* What you will do:
Every line that contains the word "xlabel" should be copied.

* Provided records:

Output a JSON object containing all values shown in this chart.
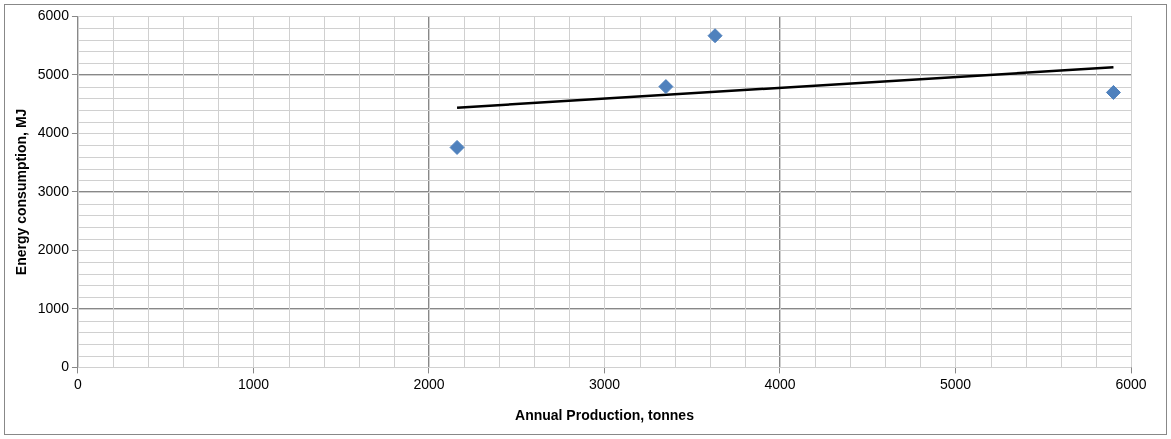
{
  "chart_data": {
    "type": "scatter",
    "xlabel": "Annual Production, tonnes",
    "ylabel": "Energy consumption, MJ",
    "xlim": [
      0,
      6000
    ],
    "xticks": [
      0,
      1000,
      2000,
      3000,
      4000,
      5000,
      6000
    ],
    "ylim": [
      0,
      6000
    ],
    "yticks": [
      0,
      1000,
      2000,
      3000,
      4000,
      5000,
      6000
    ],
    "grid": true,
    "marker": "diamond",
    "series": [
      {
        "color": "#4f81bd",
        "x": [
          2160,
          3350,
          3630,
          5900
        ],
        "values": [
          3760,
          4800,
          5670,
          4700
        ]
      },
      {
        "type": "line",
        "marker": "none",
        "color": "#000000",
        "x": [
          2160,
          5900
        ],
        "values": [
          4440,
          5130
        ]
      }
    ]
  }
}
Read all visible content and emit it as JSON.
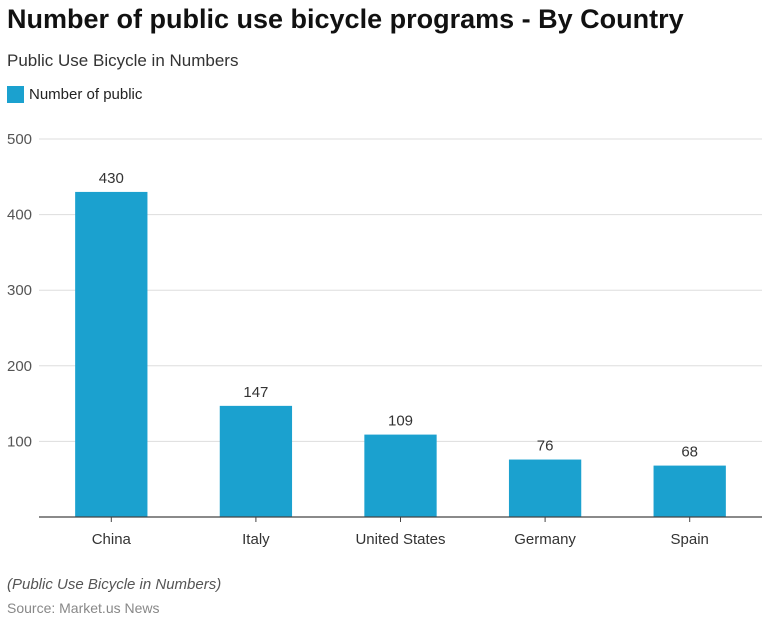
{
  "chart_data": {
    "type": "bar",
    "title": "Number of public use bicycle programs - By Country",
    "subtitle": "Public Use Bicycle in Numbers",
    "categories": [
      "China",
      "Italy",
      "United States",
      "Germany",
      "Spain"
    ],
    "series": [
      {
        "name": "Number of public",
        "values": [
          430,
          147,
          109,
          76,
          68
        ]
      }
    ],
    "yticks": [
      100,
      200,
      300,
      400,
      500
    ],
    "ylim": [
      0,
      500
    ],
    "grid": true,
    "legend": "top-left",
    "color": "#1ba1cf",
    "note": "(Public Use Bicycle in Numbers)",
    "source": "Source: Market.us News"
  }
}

--

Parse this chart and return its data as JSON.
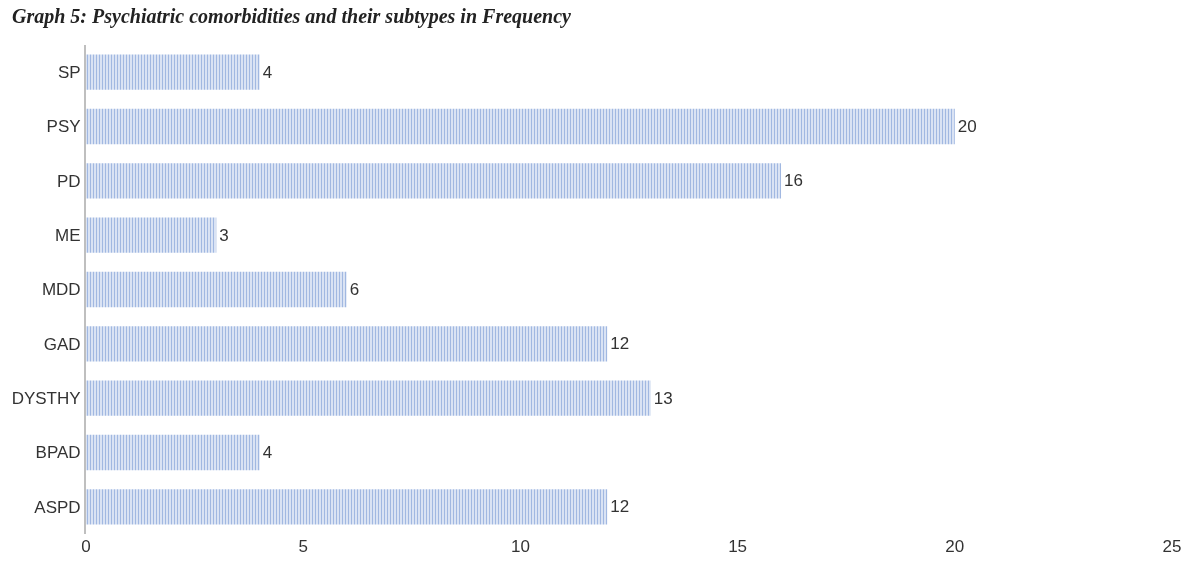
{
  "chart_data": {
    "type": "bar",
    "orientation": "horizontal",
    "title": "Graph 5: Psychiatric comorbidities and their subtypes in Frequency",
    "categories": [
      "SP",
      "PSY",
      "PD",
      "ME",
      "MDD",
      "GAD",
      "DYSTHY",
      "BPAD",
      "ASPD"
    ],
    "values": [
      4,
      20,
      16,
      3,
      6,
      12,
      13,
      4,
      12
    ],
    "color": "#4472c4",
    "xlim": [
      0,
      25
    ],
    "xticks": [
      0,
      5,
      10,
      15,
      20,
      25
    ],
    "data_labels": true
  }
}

* * *

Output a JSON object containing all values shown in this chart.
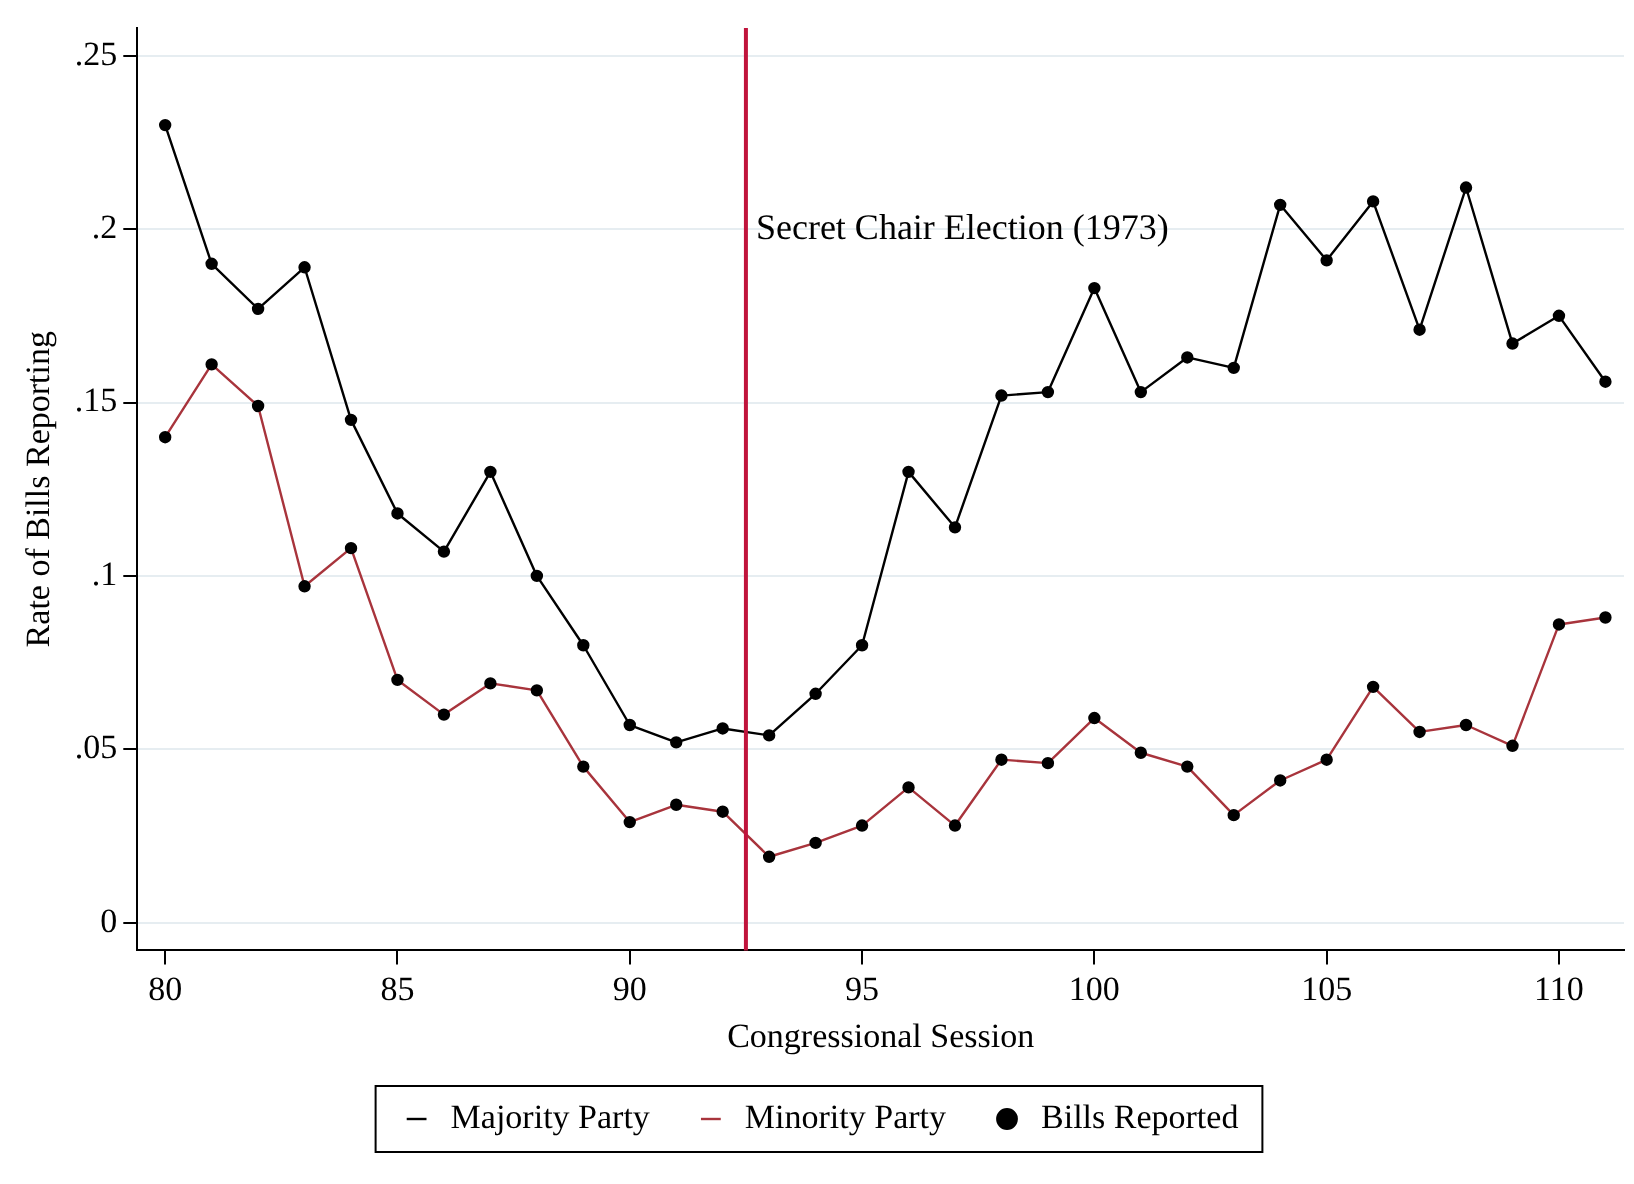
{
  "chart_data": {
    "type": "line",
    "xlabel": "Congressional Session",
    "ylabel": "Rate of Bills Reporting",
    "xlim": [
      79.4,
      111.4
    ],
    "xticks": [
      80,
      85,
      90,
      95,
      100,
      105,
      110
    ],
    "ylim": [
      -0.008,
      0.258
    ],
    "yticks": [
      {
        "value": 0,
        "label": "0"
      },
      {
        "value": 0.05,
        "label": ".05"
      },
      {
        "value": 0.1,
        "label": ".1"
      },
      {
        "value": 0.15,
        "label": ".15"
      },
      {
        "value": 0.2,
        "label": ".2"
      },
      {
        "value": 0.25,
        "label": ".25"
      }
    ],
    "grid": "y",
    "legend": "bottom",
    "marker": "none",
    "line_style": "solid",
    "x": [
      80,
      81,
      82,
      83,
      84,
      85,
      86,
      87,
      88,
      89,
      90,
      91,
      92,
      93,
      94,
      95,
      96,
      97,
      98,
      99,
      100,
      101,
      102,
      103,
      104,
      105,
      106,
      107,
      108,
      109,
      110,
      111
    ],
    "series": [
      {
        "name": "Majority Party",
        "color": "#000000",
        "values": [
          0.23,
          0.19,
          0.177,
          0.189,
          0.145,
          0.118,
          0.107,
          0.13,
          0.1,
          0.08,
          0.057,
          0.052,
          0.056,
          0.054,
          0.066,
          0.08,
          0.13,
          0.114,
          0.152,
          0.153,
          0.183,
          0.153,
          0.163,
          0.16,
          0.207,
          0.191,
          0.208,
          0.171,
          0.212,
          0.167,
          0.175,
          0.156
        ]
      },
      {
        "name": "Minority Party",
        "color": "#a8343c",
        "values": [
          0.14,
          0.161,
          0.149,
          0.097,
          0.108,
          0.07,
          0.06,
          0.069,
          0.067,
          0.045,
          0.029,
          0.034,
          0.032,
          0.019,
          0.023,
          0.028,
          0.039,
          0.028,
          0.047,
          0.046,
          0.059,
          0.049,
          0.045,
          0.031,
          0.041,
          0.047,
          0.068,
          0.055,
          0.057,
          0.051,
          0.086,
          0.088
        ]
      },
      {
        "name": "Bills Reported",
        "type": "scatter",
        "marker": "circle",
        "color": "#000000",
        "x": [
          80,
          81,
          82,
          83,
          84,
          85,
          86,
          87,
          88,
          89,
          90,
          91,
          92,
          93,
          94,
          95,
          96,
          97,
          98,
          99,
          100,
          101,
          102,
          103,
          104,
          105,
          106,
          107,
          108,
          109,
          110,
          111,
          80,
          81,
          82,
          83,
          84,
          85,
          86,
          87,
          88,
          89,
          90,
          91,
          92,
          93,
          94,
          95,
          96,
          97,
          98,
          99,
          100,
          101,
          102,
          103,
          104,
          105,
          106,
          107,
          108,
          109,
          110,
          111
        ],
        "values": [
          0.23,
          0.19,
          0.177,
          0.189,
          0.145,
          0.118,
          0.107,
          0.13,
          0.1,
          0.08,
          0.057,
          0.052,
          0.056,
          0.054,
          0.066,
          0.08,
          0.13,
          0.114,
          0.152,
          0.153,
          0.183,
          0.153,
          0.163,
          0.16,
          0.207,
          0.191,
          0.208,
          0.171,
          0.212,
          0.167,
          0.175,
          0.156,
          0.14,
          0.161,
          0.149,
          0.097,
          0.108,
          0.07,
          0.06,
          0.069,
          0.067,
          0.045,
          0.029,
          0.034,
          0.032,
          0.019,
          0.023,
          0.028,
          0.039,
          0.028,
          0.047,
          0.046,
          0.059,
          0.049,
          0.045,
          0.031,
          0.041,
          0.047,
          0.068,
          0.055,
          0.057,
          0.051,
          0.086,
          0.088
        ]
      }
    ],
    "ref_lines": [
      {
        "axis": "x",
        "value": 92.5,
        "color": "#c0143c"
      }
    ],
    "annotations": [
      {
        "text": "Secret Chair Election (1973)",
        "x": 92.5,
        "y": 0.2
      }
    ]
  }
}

* Response to the task:
    "xlabel": "Annual Production, tonnes",
    "xlabel": "Congressional Session",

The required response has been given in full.